— Exercise materials —
+---+
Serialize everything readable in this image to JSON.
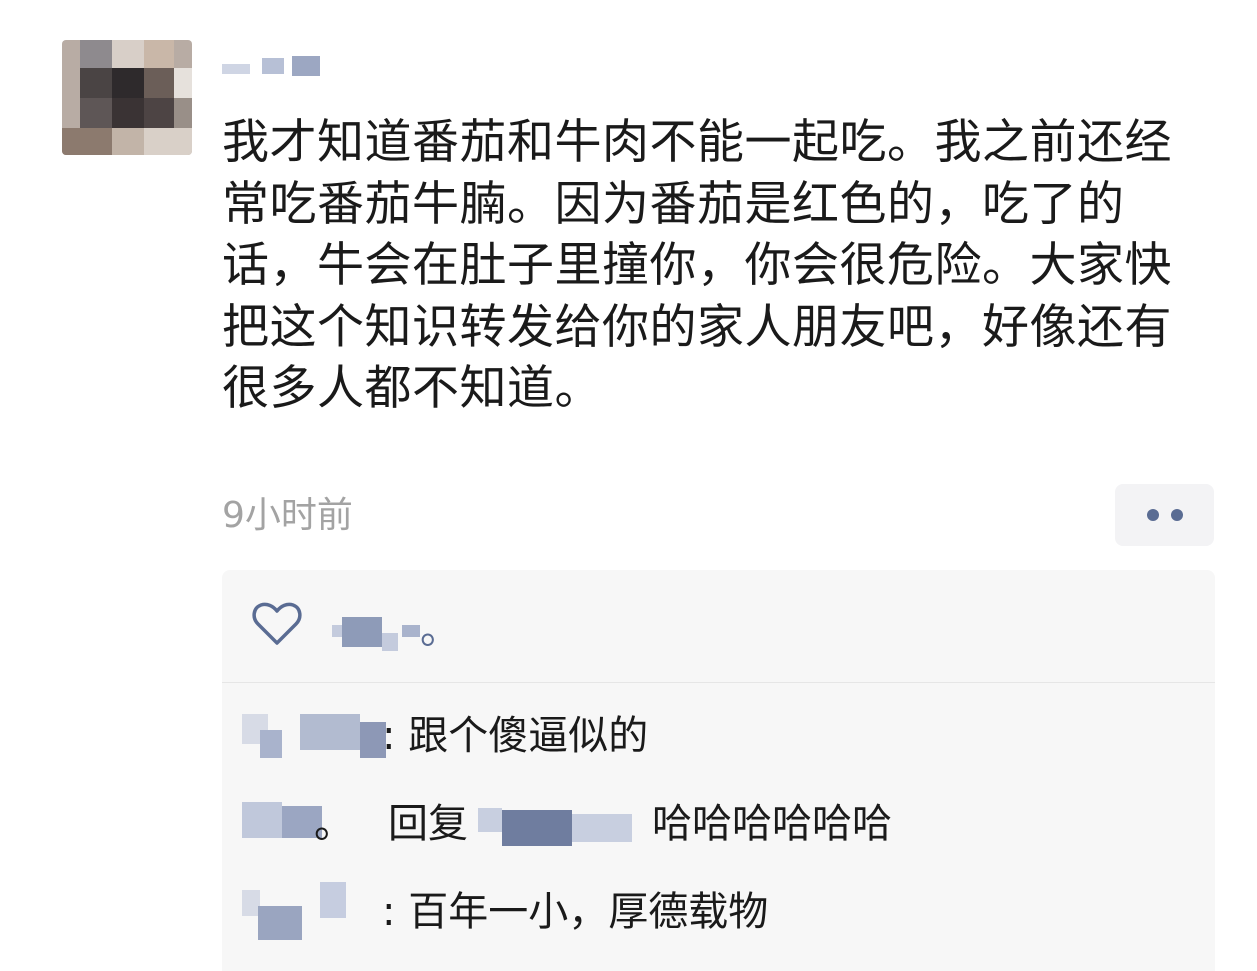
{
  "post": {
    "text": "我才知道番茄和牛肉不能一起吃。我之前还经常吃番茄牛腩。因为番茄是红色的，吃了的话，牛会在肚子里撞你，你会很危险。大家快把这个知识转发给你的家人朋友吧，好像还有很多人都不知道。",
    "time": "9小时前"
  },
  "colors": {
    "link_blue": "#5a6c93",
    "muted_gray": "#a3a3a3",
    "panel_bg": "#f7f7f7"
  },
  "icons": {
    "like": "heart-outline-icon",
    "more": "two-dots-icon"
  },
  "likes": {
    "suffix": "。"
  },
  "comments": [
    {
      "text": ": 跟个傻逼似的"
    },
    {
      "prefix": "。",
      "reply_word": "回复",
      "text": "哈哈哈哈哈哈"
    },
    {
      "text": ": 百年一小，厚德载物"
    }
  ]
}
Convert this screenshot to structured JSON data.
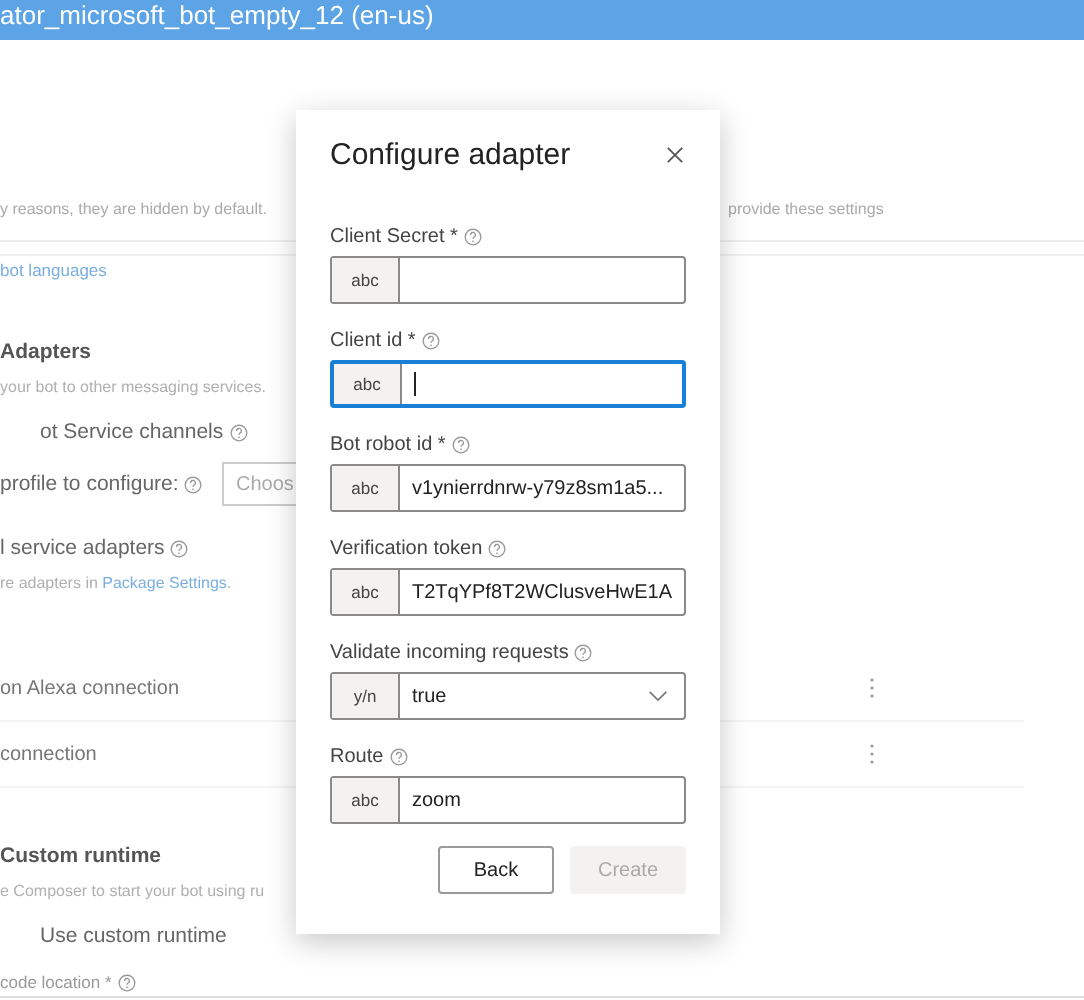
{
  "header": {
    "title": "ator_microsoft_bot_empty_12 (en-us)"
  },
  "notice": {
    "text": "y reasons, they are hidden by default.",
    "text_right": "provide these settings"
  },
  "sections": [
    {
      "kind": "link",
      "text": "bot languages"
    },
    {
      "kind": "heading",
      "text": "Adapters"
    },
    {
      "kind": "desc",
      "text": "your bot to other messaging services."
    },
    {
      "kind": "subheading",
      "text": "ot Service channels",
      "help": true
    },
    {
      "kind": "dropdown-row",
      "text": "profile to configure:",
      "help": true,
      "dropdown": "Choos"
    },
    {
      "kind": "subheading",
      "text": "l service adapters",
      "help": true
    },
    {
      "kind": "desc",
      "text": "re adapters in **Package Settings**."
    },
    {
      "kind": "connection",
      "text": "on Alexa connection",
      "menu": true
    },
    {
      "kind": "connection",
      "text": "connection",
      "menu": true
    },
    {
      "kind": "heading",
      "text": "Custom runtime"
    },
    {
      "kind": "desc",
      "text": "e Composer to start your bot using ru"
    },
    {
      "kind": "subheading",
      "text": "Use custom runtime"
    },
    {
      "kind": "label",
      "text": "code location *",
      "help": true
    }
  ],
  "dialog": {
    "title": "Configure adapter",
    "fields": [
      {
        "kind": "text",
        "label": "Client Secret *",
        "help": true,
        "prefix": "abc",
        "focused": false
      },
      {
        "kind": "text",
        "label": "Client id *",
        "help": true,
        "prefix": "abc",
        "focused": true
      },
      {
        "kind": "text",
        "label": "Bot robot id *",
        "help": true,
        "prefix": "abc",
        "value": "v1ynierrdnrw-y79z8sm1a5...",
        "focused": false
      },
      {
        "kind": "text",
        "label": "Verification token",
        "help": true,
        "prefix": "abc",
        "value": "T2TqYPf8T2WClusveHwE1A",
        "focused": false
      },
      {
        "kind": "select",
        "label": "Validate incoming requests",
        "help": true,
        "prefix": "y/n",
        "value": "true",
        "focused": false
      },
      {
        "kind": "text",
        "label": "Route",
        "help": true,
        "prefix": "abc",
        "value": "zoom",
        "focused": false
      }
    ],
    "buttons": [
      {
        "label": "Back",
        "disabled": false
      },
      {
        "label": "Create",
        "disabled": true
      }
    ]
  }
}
+---+
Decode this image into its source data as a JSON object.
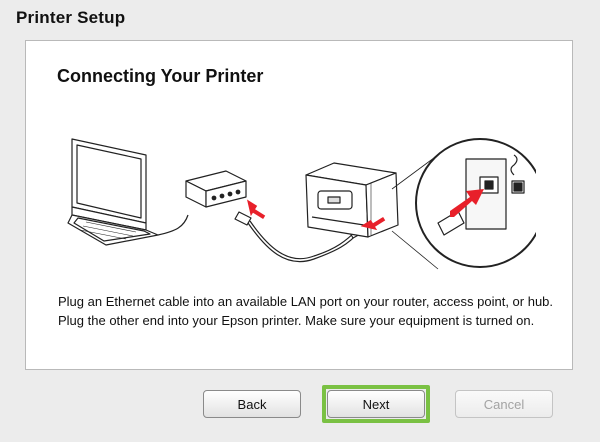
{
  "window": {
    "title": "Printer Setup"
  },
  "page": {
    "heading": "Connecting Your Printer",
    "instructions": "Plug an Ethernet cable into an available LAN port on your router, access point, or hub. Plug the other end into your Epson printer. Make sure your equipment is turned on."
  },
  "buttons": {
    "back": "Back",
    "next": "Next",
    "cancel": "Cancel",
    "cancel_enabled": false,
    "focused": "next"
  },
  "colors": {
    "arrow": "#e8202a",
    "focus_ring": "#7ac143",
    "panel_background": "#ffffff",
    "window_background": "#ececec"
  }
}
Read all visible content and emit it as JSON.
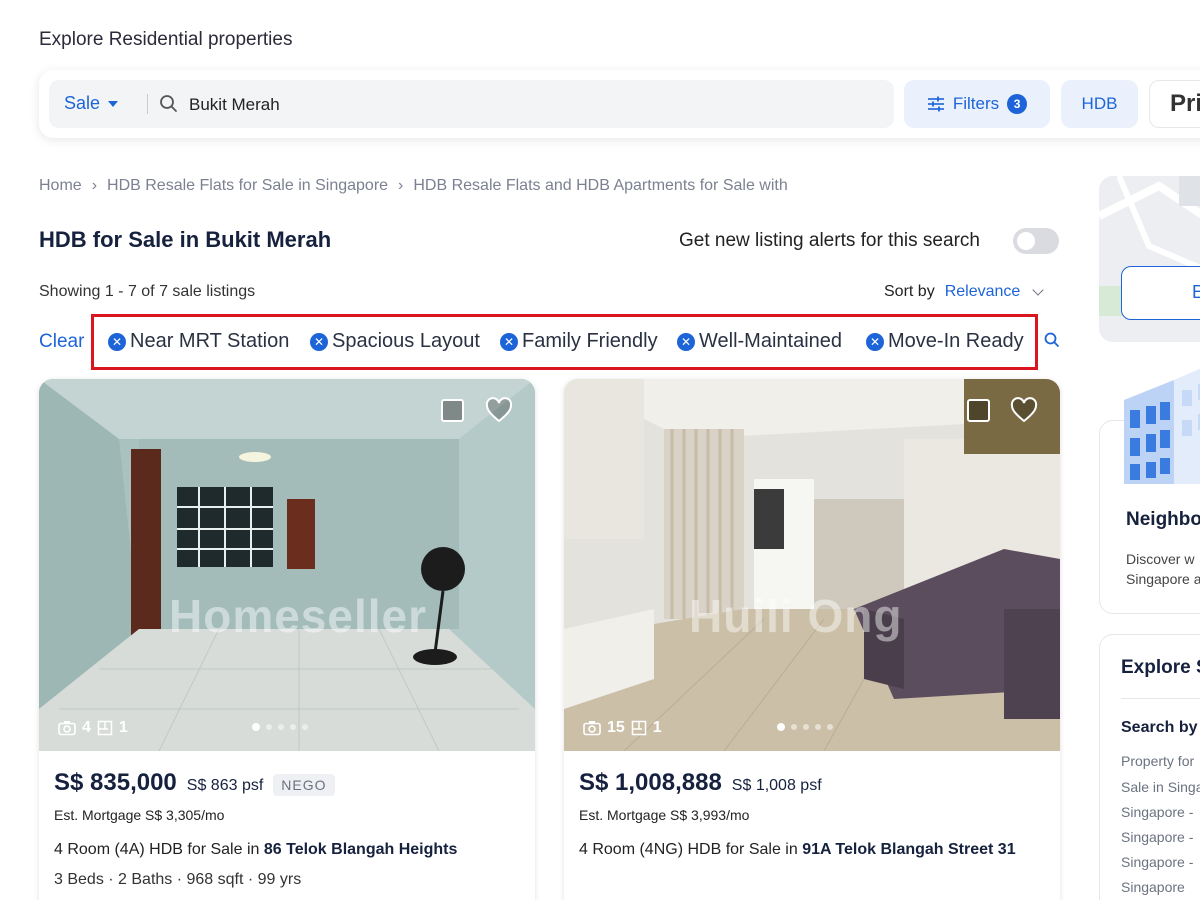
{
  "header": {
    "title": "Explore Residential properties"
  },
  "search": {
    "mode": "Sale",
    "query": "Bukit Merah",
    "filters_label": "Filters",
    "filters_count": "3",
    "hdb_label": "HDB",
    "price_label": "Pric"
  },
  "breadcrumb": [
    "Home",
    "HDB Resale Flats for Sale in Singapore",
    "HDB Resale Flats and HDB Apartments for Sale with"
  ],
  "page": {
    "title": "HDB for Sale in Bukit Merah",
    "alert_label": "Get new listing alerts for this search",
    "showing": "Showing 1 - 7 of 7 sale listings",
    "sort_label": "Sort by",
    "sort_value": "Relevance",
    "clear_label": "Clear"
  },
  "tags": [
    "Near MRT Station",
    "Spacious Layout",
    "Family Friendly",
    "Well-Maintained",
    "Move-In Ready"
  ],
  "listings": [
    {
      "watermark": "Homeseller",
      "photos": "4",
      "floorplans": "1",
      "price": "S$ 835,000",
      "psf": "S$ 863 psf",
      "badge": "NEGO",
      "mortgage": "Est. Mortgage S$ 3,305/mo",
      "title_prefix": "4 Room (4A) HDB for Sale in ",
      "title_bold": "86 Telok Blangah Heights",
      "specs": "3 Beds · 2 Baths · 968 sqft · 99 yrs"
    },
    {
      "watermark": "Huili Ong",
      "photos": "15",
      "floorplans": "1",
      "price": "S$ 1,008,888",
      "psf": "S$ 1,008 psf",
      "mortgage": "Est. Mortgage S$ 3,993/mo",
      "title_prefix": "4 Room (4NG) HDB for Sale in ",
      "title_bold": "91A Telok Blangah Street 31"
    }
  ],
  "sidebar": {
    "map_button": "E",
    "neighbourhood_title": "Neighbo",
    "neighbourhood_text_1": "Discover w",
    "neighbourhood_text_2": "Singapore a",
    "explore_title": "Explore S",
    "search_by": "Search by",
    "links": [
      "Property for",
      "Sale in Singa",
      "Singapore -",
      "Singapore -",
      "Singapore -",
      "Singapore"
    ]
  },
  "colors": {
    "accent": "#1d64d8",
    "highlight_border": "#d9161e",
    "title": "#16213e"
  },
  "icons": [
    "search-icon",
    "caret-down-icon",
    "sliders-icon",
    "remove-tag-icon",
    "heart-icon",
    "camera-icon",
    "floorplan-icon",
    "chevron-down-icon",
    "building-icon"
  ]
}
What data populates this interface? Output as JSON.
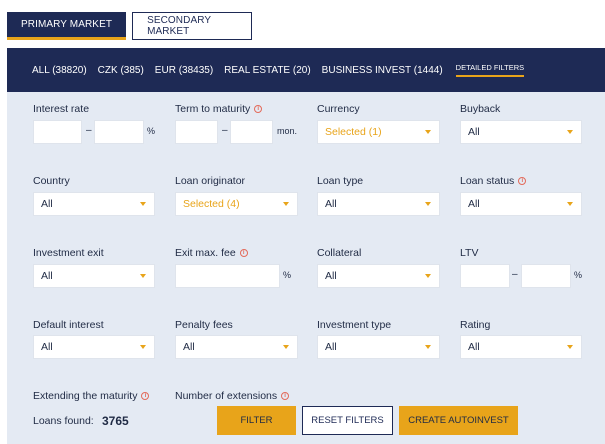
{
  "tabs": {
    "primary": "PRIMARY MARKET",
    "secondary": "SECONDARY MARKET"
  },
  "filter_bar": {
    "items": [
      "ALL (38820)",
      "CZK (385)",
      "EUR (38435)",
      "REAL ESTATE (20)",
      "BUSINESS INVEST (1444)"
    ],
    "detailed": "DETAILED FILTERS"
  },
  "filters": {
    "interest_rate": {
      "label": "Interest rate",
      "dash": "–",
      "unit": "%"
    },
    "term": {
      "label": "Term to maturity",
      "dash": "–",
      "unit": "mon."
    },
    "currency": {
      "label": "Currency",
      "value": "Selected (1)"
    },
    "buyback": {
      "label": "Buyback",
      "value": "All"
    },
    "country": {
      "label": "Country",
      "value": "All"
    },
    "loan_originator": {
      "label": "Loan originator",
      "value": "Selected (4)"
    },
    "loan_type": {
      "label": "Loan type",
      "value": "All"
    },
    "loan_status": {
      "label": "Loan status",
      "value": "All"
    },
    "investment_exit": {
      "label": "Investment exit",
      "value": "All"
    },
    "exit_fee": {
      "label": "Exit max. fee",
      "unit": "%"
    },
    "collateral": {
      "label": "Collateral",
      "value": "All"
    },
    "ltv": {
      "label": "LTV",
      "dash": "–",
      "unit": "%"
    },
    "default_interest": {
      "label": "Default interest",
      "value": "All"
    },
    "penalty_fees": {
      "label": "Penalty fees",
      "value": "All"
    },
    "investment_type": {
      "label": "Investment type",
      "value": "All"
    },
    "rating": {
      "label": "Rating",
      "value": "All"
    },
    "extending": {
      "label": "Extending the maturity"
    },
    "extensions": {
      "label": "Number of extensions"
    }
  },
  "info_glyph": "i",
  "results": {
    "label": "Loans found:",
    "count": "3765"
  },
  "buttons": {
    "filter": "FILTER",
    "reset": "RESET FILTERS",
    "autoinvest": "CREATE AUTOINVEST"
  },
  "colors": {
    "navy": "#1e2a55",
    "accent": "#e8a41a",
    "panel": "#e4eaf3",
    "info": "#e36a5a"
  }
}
+---+
— The request —
Give solely the number of lines in the data that contain the string "Flats".

— Solution to the problem —
2